## Objective
Retype all the records with nothing changed.

## Data in this exercise
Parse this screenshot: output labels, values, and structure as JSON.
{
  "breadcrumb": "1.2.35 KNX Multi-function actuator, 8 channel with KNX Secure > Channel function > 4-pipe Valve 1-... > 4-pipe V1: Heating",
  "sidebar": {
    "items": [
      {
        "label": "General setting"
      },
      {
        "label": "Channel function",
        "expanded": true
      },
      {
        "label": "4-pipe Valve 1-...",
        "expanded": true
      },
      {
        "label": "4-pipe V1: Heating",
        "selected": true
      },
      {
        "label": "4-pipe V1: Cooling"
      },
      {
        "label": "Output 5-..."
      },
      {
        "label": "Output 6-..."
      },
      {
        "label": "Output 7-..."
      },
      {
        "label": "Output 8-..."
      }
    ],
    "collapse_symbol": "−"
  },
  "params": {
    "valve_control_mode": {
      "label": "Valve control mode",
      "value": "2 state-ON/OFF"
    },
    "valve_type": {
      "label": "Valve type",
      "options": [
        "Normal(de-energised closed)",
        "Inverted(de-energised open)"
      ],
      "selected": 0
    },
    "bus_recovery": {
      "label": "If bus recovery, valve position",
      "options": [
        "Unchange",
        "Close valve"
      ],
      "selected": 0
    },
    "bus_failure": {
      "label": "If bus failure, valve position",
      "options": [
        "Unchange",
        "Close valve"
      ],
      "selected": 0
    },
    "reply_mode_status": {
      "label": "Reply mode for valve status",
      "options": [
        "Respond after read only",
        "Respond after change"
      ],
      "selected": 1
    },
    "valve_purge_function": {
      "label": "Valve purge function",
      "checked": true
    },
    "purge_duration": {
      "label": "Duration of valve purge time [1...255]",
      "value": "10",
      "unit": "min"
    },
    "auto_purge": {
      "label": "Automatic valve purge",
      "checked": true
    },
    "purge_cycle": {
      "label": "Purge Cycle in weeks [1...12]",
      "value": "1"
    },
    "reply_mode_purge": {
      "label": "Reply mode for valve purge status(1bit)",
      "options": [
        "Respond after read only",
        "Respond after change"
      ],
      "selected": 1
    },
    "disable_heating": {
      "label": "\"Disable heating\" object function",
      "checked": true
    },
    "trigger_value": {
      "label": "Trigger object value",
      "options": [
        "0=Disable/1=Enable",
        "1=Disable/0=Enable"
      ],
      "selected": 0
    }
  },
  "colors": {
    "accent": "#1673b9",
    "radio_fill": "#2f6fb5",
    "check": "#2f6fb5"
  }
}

## Reply
Parse this screenshot: output labels, values, and structure as JSON.
{
  "breadcrumb": "1.2.35 KNX Multi-function actuator, 8 channel with KNX Secure > Channel function > 4-pipe Valve 1-... > 4-pipe V1: Heating",
  "sidebar": {
    "items": [
      {
        "label": "General setting"
      },
      {
        "label": "Channel function",
        "expanded": true
      },
      {
        "label": "4-pipe Valve 1-...",
        "expanded": true
      },
      {
        "label": "4-pipe V1: Heating",
        "selected": true
      },
      {
        "label": "4-pipe V1: Cooling"
      },
      {
        "label": "Output 5-..."
      },
      {
        "label": "Output 6-..."
      },
      {
        "label": "Output 7-..."
      },
      {
        "label": "Output 8-..."
      }
    ],
    "collapse_symbol": "−"
  },
  "params": {
    "valve_control_mode": {
      "label": "Valve control mode",
      "value": "2 state-ON/OFF"
    },
    "valve_type": {
      "label": "Valve type",
      "options": [
        "Normal(de-energised closed)",
        "Inverted(de-energised open)"
      ],
      "selected": 0
    },
    "bus_recovery": {
      "label": "If bus recovery, valve position",
      "options": [
        "Unchange",
        "Close valve"
      ],
      "selected": 0
    },
    "bus_failure": {
      "label": "If bus failure, valve position",
      "options": [
        "Unchange",
        "Close valve"
      ],
      "selected": 0
    },
    "reply_mode_status": {
      "label": "Reply mode for valve status",
      "options": [
        "Respond after read only",
        "Respond after change"
      ],
      "selected": 1
    },
    "valve_purge_function": {
      "label": "Valve purge function",
      "checked": true
    },
    "purge_duration": {
      "label": "Duration of valve purge time [1...255]",
      "value": "10",
      "unit": "min"
    },
    "auto_purge": {
      "label": "Automatic valve purge",
      "checked": true
    },
    "purge_cycle": {
      "label": "Purge Cycle in weeks [1...12]",
      "value": "1"
    },
    "reply_mode_purge": {
      "label": "Reply mode for valve purge status(1bit)",
      "options": [
        "Respond after read only",
        "Respond after change"
      ],
      "selected": 1
    },
    "disable_heating": {
      "label": "\"Disable heating\" object function",
      "checked": true
    },
    "trigger_value": {
      "label": "Trigger object value",
      "options": [
        "0=Disable/1=Enable",
        "1=Disable/0=Enable"
      ],
      "selected": 0
    }
  },
  "colors": {
    "accent": "#1673b9",
    "radio_fill": "#2f6fb5",
    "check": "#2f6fb5"
  }
}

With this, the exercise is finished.